++++ DATASET CONTENT
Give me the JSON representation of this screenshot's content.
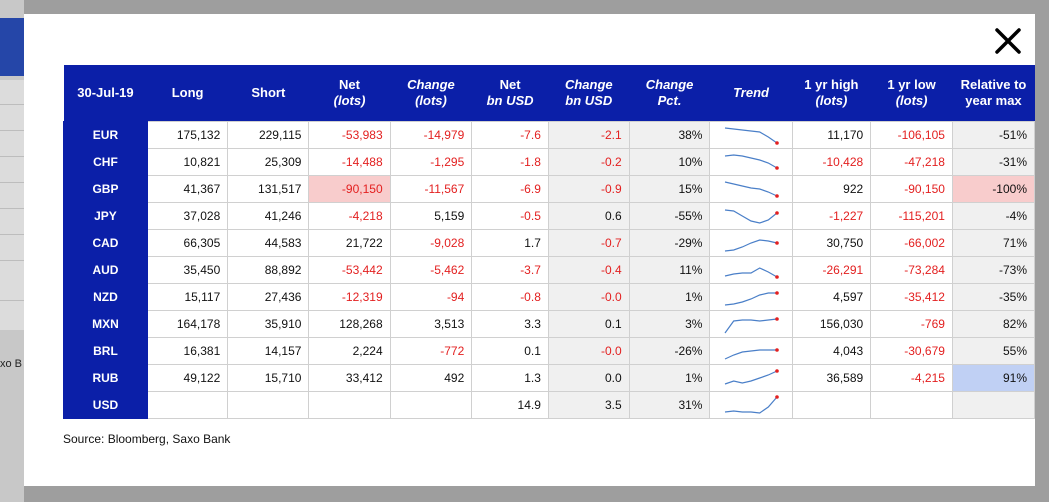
{
  "header": [
    "30-Jul-19",
    "Long",
    "Short",
    "Net (lots)",
    "Change (lots)",
    "Net bn USD",
    "Change bn USD",
    "Change Pct.",
    "Trend",
    "1 yr high (lots)",
    "1 yr low (lots)",
    "Relative to year max"
  ],
  "header_lines": [
    [
      "30-Jul-19",
      ""
    ],
    [
      "Long",
      ""
    ],
    [
      "Short",
      ""
    ],
    [
      "Net",
      "(lots)"
    ],
    [
      "Change",
      "(lots)"
    ],
    [
      "Net",
      "bn USD"
    ],
    [
      "Change",
      "bn USD"
    ],
    [
      "Change",
      "Pct."
    ],
    [
      "Trend",
      ""
    ],
    [
      "1 yr high",
      "(lots)"
    ],
    [
      "1 yr low",
      "(lots)"
    ],
    [
      "Relative to",
      "year max"
    ]
  ],
  "rows": [
    {
      "currency": "EUR",
      "long": "175,132",
      "short": "229,115",
      "net": "-53,983",
      "change": "-14,979",
      "net_usd": "-7.6",
      "change_usd": "-2.1",
      "pct": "38%",
      "high": "11,170",
      "low": "-106,105",
      "rel": "-51%",
      "trend": [
        5,
        6,
        7,
        8,
        9,
        14,
        20
      ]
    },
    {
      "currency": "CHF",
      "long": "10,821",
      "short": "25,309",
      "net": "-14,488",
      "change": "-1,295",
      "net_usd": "-1.8",
      "change_usd": "-0.2",
      "pct": "10%",
      "high": "-10,428",
      "low": "-47,218",
      "rel": "-31%",
      "trend": [
        6,
        5,
        6,
        8,
        10,
        13,
        18
      ]
    },
    {
      "currency": "GBP",
      "long": "41,367",
      "short": "131,517",
      "net": "-90,150",
      "change": "-11,567",
      "net_usd": "-6.9",
      "change_usd": "-0.9",
      "pct": "15%",
      "high": "922",
      "low": "-90,150",
      "rel": "-100%",
      "trend": [
        5,
        7,
        9,
        11,
        12,
        15,
        19
      ]
    },
    {
      "currency": "JPY",
      "long": "37,028",
      "short": "41,246",
      "net": "-4,218",
      "change": "5,159",
      "net_usd": "-0.5",
      "change_usd": "0.6",
      "pct": "-55%",
      "high": "-1,227",
      "low": "-115,201",
      "rel": "-4%",
      "trend": [
        6,
        7,
        12,
        17,
        19,
        16,
        9
      ]
    },
    {
      "currency": "CAD",
      "long": "66,305",
      "short": "44,583",
      "net": "21,722",
      "change": "-9,028",
      "net_usd": "1.7",
      "change_usd": "-0.7",
      "pct": "-29%",
      "high": "30,750",
      "low": "-66,002",
      "rel": "71%",
      "trend": [
        20,
        19,
        16,
        12,
        9,
        10,
        12
      ]
    },
    {
      "currency": "AUD",
      "long": "35,450",
      "short": "88,892",
      "net": "-53,442",
      "change": "-5,462",
      "net_usd": "-3.7",
      "change_usd": "-0.4",
      "pct": "11%",
      "high": "-26,291",
      "low": "-73,284",
      "rel": "-73%",
      "trend": [
        18,
        16,
        15,
        15,
        10,
        14,
        19
      ]
    },
    {
      "currency": "NZD",
      "long": "15,117",
      "short": "27,436",
      "net": "-12,319",
      "change": "-94",
      "net_usd": "-0.8",
      "change_usd": "-0.0",
      "pct": "1%",
      "high": "4,597",
      "low": "-35,412",
      "rel": "-35%",
      "trend": [
        20,
        19,
        17,
        14,
        10,
        8,
        8
      ]
    },
    {
      "currency": "MXN",
      "long": "164,178",
      "short": "35,910",
      "net": "128,268",
      "change": "3,513",
      "net_usd": "3.3",
      "change_usd": "0.1",
      "pct": "3%",
      "high": "156,030",
      "low": "-769",
      "rel": "82%",
      "trend": [
        21,
        9,
        8,
        8,
        9,
        8,
        7
      ]
    },
    {
      "currency": "BRL",
      "long": "16,381",
      "short": "14,157",
      "net": "2,224",
      "change": "-772",
      "net_usd": "0.1",
      "change_usd": "-0.0",
      "pct": "-26%",
      "high": "4,043",
      "low": "-30,679",
      "rel": "55%",
      "trend": [
        20,
        16,
        13,
        12,
        11,
        11,
        11
      ]
    },
    {
      "currency": "RUB",
      "long": "49,122",
      "short": "15,710",
      "net": "33,412",
      "change": "492",
      "net_usd": "1.3",
      "change_usd": "0.0",
      "pct": "1%",
      "high": "36,589",
      "low": "-4,215",
      "rel": "91%",
      "trend": [
        18,
        15,
        17,
        15,
        12,
        9,
        5
      ]
    },
    {
      "currency": "USD",
      "long": "",
      "short": "",
      "net": "",
      "change": "",
      "net_usd": "14.9",
      "change_usd": "3.5",
      "pct": "31%",
      "high": "",
      "low": "",
      "rel": "",
      "trend": [
        19,
        18,
        19,
        19,
        20,
        14,
        4
      ]
    }
  ],
  "source": "Source: Bloomberg, Saxo Bank",
  "background": {
    "cut_text": "xo B"
  },
  "colors": {
    "header_bg": "#0b1fa8",
    "negative": "#e32020",
    "highlight_pink": "#f8cccc",
    "highlight_blue": "#c0d0f4",
    "trend_line": "#4a7fc8",
    "trend_dot": "#e32020"
  },
  "icons": {
    "close": "close-icon"
  }
}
++++++++
Output the records above exactly; leave out the pictures.

Give me the JSON representation of this screenshot's content.
{
  "header": [
    "30-Jul-19",
    "Long",
    "Short",
    "Net (lots)",
    "Change (lots)",
    "Net bn USD",
    "Change bn USD",
    "Change Pct.",
    "Trend",
    "1 yr high (lots)",
    "1 yr low (lots)",
    "Relative to year max"
  ],
  "header_lines": [
    [
      "30-Jul-19",
      ""
    ],
    [
      "Long",
      ""
    ],
    [
      "Short",
      ""
    ],
    [
      "Net",
      "(lots)"
    ],
    [
      "Change",
      "(lots)"
    ],
    [
      "Net",
      "bn USD"
    ],
    [
      "Change",
      "bn USD"
    ],
    [
      "Change",
      "Pct."
    ],
    [
      "Trend",
      ""
    ],
    [
      "1 yr high",
      "(lots)"
    ],
    [
      "1 yr low",
      "(lots)"
    ],
    [
      "Relative to",
      "year max"
    ]
  ],
  "rows": [
    {
      "currency": "EUR",
      "long": "175,132",
      "short": "229,115",
      "net": "-53,983",
      "change": "-14,979",
      "net_usd": "-7.6",
      "change_usd": "-2.1",
      "pct": "38%",
      "high": "11,170",
      "low": "-106,105",
      "rel": "-51%",
      "trend": [
        5,
        6,
        7,
        8,
        9,
        14,
        20
      ]
    },
    {
      "currency": "CHF",
      "long": "10,821",
      "short": "25,309",
      "net": "-14,488",
      "change": "-1,295",
      "net_usd": "-1.8",
      "change_usd": "-0.2",
      "pct": "10%",
      "high": "-10,428",
      "low": "-47,218",
      "rel": "-31%",
      "trend": [
        6,
        5,
        6,
        8,
        10,
        13,
        18
      ]
    },
    {
      "currency": "GBP",
      "long": "41,367",
      "short": "131,517",
      "net": "-90,150",
      "change": "-11,567",
      "net_usd": "-6.9",
      "change_usd": "-0.9",
      "pct": "15%",
      "high": "922",
      "low": "-90,150",
      "rel": "-100%",
      "trend": [
        5,
        7,
        9,
        11,
        12,
        15,
        19
      ]
    },
    {
      "currency": "JPY",
      "long": "37,028",
      "short": "41,246",
      "net": "-4,218",
      "change": "5,159",
      "net_usd": "-0.5",
      "change_usd": "0.6",
      "pct": "-55%",
      "high": "-1,227",
      "low": "-115,201",
      "rel": "-4%",
      "trend": [
        6,
        7,
        12,
        17,
        19,
        16,
        9
      ]
    },
    {
      "currency": "CAD",
      "long": "66,305",
      "short": "44,583",
      "net": "21,722",
      "change": "-9,028",
      "net_usd": "1.7",
      "change_usd": "-0.7",
      "pct": "-29%",
      "high": "30,750",
      "low": "-66,002",
      "rel": "71%",
      "trend": [
        20,
        19,
        16,
        12,
        9,
        10,
        12
      ]
    },
    {
      "currency": "AUD",
      "long": "35,450",
      "short": "88,892",
      "net": "-53,442",
      "change": "-5,462",
      "net_usd": "-3.7",
      "change_usd": "-0.4",
      "pct": "11%",
      "high": "-26,291",
      "low": "-73,284",
      "rel": "-73%",
      "trend": [
        18,
        16,
        15,
        15,
        10,
        14,
        19
      ]
    },
    {
      "currency": "NZD",
      "long": "15,117",
      "short": "27,436",
      "net": "-12,319",
      "change": "-94",
      "net_usd": "-0.8",
      "change_usd": "-0.0",
      "pct": "1%",
      "high": "4,597",
      "low": "-35,412",
      "rel": "-35%",
      "trend": [
        20,
        19,
        17,
        14,
        10,
        8,
        8
      ]
    },
    {
      "currency": "MXN",
      "long": "164,178",
      "short": "35,910",
      "net": "128,268",
      "change": "3,513",
      "net_usd": "3.3",
      "change_usd": "0.1",
      "pct": "3%",
      "high": "156,030",
      "low": "-769",
      "rel": "82%",
      "trend": [
        21,
        9,
        8,
        8,
        9,
        8,
        7
      ]
    },
    {
      "currency": "BRL",
      "long": "16,381",
      "short": "14,157",
      "net": "2,224",
      "change": "-772",
      "net_usd": "0.1",
      "change_usd": "-0.0",
      "pct": "-26%",
      "high": "4,043",
      "low": "-30,679",
      "rel": "55%",
      "trend": [
        20,
        16,
        13,
        12,
        11,
        11,
        11
      ]
    },
    {
      "currency": "RUB",
      "long": "49,122",
      "short": "15,710",
      "net": "33,412",
      "change": "492",
      "net_usd": "1.3",
      "change_usd": "0.0",
      "pct": "1%",
      "high": "36,589",
      "low": "-4,215",
      "rel": "91%",
      "trend": [
        18,
        15,
        17,
        15,
        12,
        9,
        5
      ]
    },
    {
      "currency": "USD",
      "long": "",
      "short": "",
      "net": "",
      "change": "",
      "net_usd": "14.9",
      "change_usd": "3.5",
      "pct": "31%",
      "high": "",
      "low": "",
      "rel": "",
      "trend": [
        19,
        18,
        19,
        19,
        20,
        14,
        4
      ]
    }
  ],
  "source": "Source: Bloomberg, Saxo Bank",
  "background": {
    "cut_text": "xo B"
  },
  "colors": {
    "header_bg": "#0b1fa8",
    "negative": "#e32020",
    "highlight_pink": "#f8cccc",
    "highlight_blue": "#c0d0f4",
    "trend_line": "#4a7fc8",
    "trend_dot": "#e32020"
  },
  "icons": {
    "close": "close-icon"
  }
}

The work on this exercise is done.